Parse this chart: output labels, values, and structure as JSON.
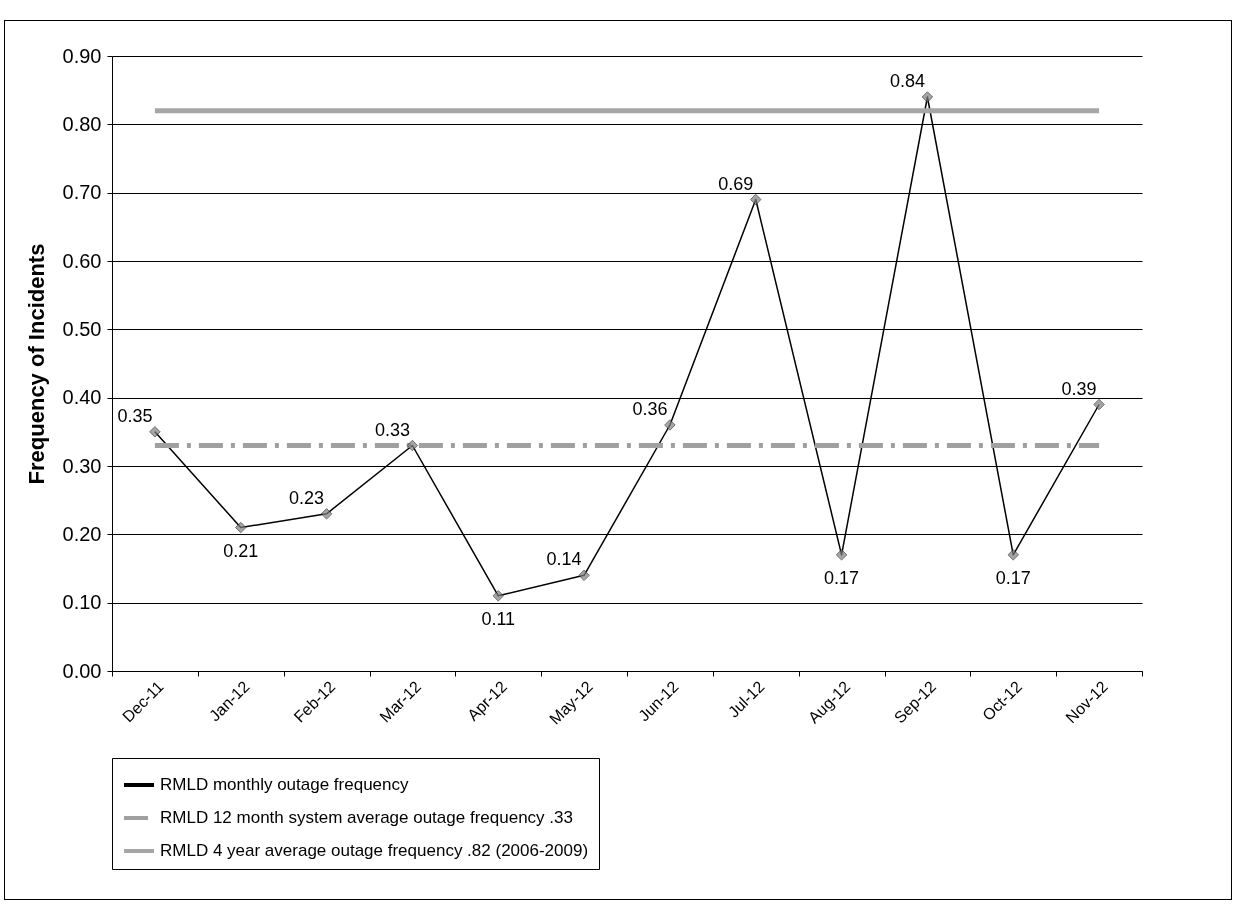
{
  "chart_data": {
    "type": "line",
    "ylabel": "Frequency of Incidents",
    "categories": [
      "Dec-11",
      "Jan-12",
      "Feb-12",
      "Mar-12",
      "Apr-12",
      "May-12",
      "Jun-12",
      "Jul-12",
      "Aug-12",
      "Sep-12",
      "Oct-12",
      "Nov-12"
    ],
    "series": [
      {
        "name": "RMLD monthly outage frequency",
        "color": "#000000",
        "marker": "diamond",
        "line_style": "solid",
        "values": [
          0.35,
          0.21,
          0.23,
          0.33,
          0.11,
          0.14,
          0.36,
          0.69,
          0.17,
          0.84,
          0.17,
          0.39
        ],
        "value_labels": [
          "0.35",
          "0.21",
          "0.23",
          "0.33",
          "0.11",
          "0.14",
          "0.36",
          "0.69",
          "0.17",
          "0.84",
          "0.17",
          "0.39"
        ]
      },
      {
        "name": "RMLD 12 month system average outage frequency .33",
        "color": "#a0a0a0",
        "marker": "none",
        "line_style": "dashed",
        "values": [
          0.33,
          0.33,
          0.33,
          0.33,
          0.33,
          0.33,
          0.33,
          0.33,
          0.33,
          0.33,
          0.33,
          0.33
        ]
      },
      {
        "name": "RMLD 4 year average outage frequency .82 (2006-2009)",
        "color": "#a6a6a6",
        "marker": "none",
        "line_style": "solid",
        "values": [
          0.82,
          0.82,
          0.82,
          0.82,
          0.82,
          0.82,
          0.82,
          0.82,
          0.82,
          0.82,
          0.82,
          0.82
        ]
      }
    ],
    "ylim": [
      0,
      0.9
    ],
    "yticks": [
      {
        "value": 0,
        "label": "0.00"
      },
      {
        "value": 0.1,
        "label": "0.10"
      },
      {
        "value": 0.2,
        "label": "0.20"
      },
      {
        "value": 0.3,
        "label": "0.30"
      },
      {
        "value": 0.4,
        "label": "0.40"
      },
      {
        "value": 0.5,
        "label": "0.50"
      },
      {
        "value": 0.6,
        "label": "0.60"
      },
      {
        "value": 0.7,
        "label": "0.70"
      },
      {
        "value": 0.8,
        "label": "0.80"
      },
      {
        "value": 0.9,
        "label": "0.90"
      }
    ],
    "grid": "y",
    "legend": "bottom"
  }
}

-=-=-=-=-

Print all of the entries word for word. Skip any images they contain.

Parse this chart: output labels, values, and structure as JSON.
{
  "chart_data": {
    "type": "line",
    "ylabel": "Frequency of Incidents",
    "categories": [
      "Dec-11",
      "Jan-12",
      "Feb-12",
      "Mar-12",
      "Apr-12",
      "May-12",
      "Jun-12",
      "Jul-12",
      "Aug-12",
      "Sep-12",
      "Oct-12",
      "Nov-12"
    ],
    "series": [
      {
        "name": "RMLD monthly outage frequency",
        "color": "#000000",
        "marker": "diamond",
        "line_style": "solid",
        "values": [
          0.35,
          0.21,
          0.23,
          0.33,
          0.11,
          0.14,
          0.36,
          0.69,
          0.17,
          0.84,
          0.17,
          0.39
        ],
        "value_labels": [
          "0.35",
          "0.21",
          "0.23",
          "0.33",
          "0.11",
          "0.14",
          "0.36",
          "0.69",
          "0.17",
          "0.84",
          "0.17",
          "0.39"
        ]
      },
      {
        "name": "RMLD 12 month system average outage frequency .33",
        "color": "#a0a0a0",
        "marker": "none",
        "line_style": "dashed",
        "values": [
          0.33,
          0.33,
          0.33,
          0.33,
          0.33,
          0.33,
          0.33,
          0.33,
          0.33,
          0.33,
          0.33,
          0.33
        ]
      },
      {
        "name": "RMLD 4 year average outage frequency .82 (2006-2009)",
        "color": "#a6a6a6",
        "marker": "none",
        "line_style": "solid",
        "values": [
          0.82,
          0.82,
          0.82,
          0.82,
          0.82,
          0.82,
          0.82,
          0.82,
          0.82,
          0.82,
          0.82,
          0.82
        ]
      }
    ],
    "ylim": [
      0,
      0.9
    ],
    "yticks": [
      {
        "value": 0,
        "label": "0.00"
      },
      {
        "value": 0.1,
        "label": "0.10"
      },
      {
        "value": 0.2,
        "label": "0.20"
      },
      {
        "value": 0.3,
        "label": "0.30"
      },
      {
        "value": 0.4,
        "label": "0.40"
      },
      {
        "value": 0.5,
        "label": "0.50"
      },
      {
        "value": 0.6,
        "label": "0.60"
      },
      {
        "value": 0.7,
        "label": "0.70"
      },
      {
        "value": 0.8,
        "label": "0.80"
      },
      {
        "value": 0.9,
        "label": "0.90"
      }
    ],
    "grid": "y",
    "legend": "bottom"
  }
}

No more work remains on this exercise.